▶ **Problem**: Output the entries word for word. Omit images.

+++++

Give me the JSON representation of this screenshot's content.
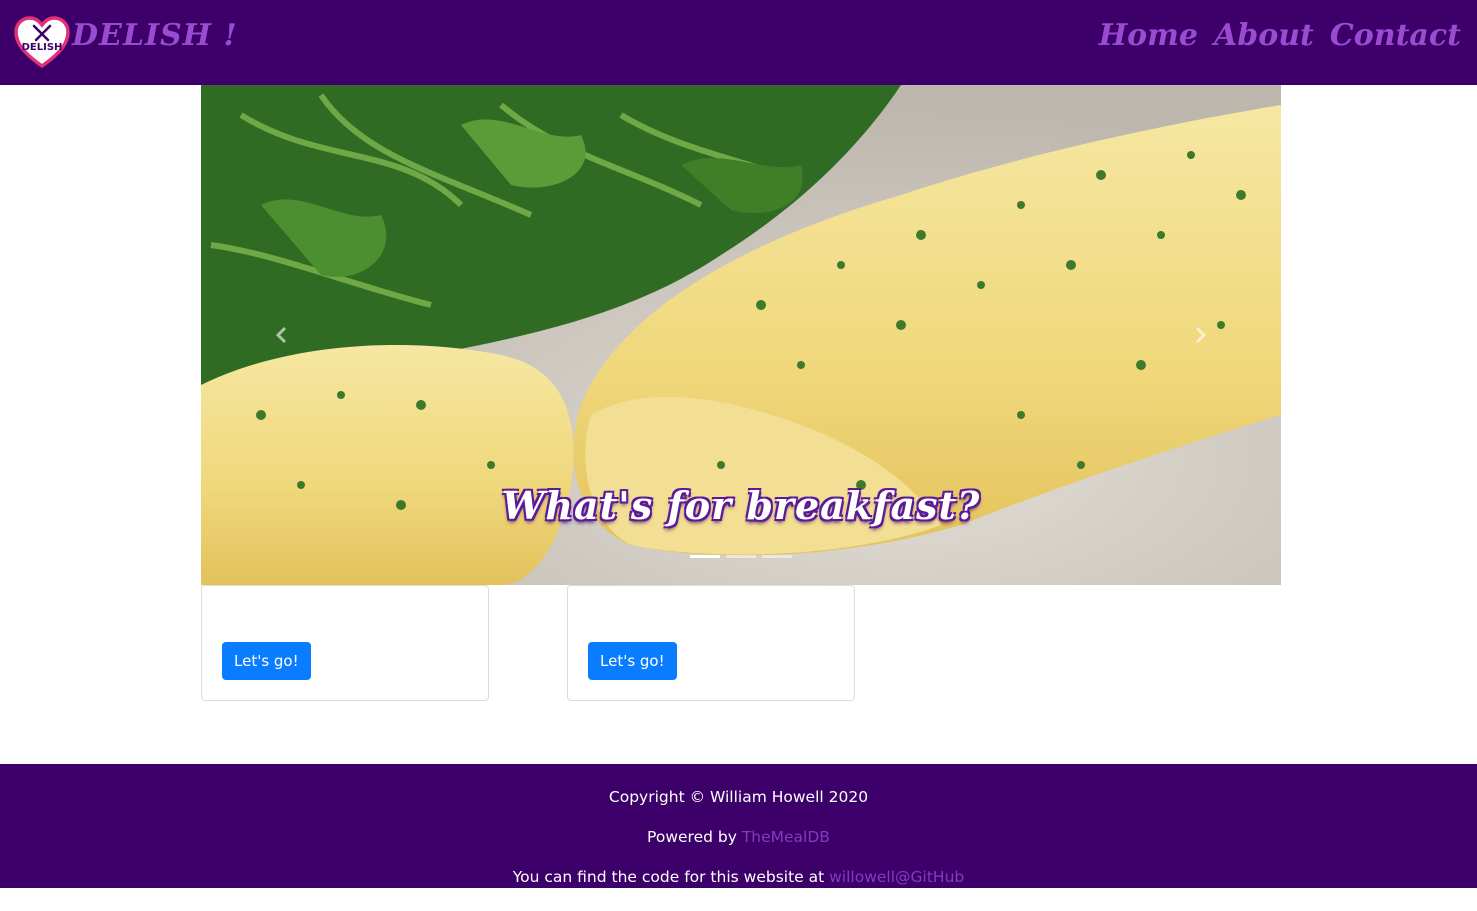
{
  "navbar": {
    "brand": "DELISH !",
    "logo_text": "DELISH",
    "links": [
      {
        "label": "Home"
      },
      {
        "label": "About"
      },
      {
        "label": "Contact"
      }
    ]
  },
  "carousel": {
    "caption": "What's for breakfast?",
    "prev_icon": "chevron-left-icon",
    "next_icon": "chevron-right-icon",
    "slide_count": 3,
    "active_index": 0
  },
  "cards": [
    {
      "title": "",
      "button_label": "Let's go!"
    },
    {
      "title": "",
      "button_label": "Let's go!"
    }
  ],
  "footer": {
    "copyright": "Copyright © William Howell 2020",
    "powered_prefix": "Powered by ",
    "powered_link": "TheMealDB",
    "code_prefix": "You can find the code for this website at ",
    "code_link": "willowell@GitHub"
  },
  "colors": {
    "nav_bg": "#3d006b",
    "accent_purple": "#9a4bd0",
    "button_blue": "#0a7cff"
  }
}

+++++

▶ **Worked answer**:
Give me the JSON representation of this screenshot's content.
{
  "navbar": {
    "brand": "DELISH !",
    "logo_text": "DELISH",
    "links": [
      {
        "label": "Home"
      },
      {
        "label": "About"
      },
      {
        "label": "Contact"
      }
    ]
  },
  "carousel": {
    "caption": "What's for breakfast?",
    "prev_icon": "chevron-left-icon",
    "next_icon": "chevron-right-icon",
    "slide_count": 3,
    "active_index": 0
  },
  "cards": [
    {
      "title": "",
      "button_label": "Let's go!"
    },
    {
      "title": "",
      "button_label": "Let's go!"
    }
  ],
  "footer": {
    "copyright": "Copyright © William Howell 2020",
    "powered_prefix": "Powered by ",
    "powered_link": "TheMealDB",
    "code_prefix": "You can find the code for this website at ",
    "code_link": "willowell@GitHub"
  },
  "colors": {
    "nav_bg": "#3d006b",
    "accent_purple": "#9a4bd0",
    "button_blue": "#0a7cff"
  }
}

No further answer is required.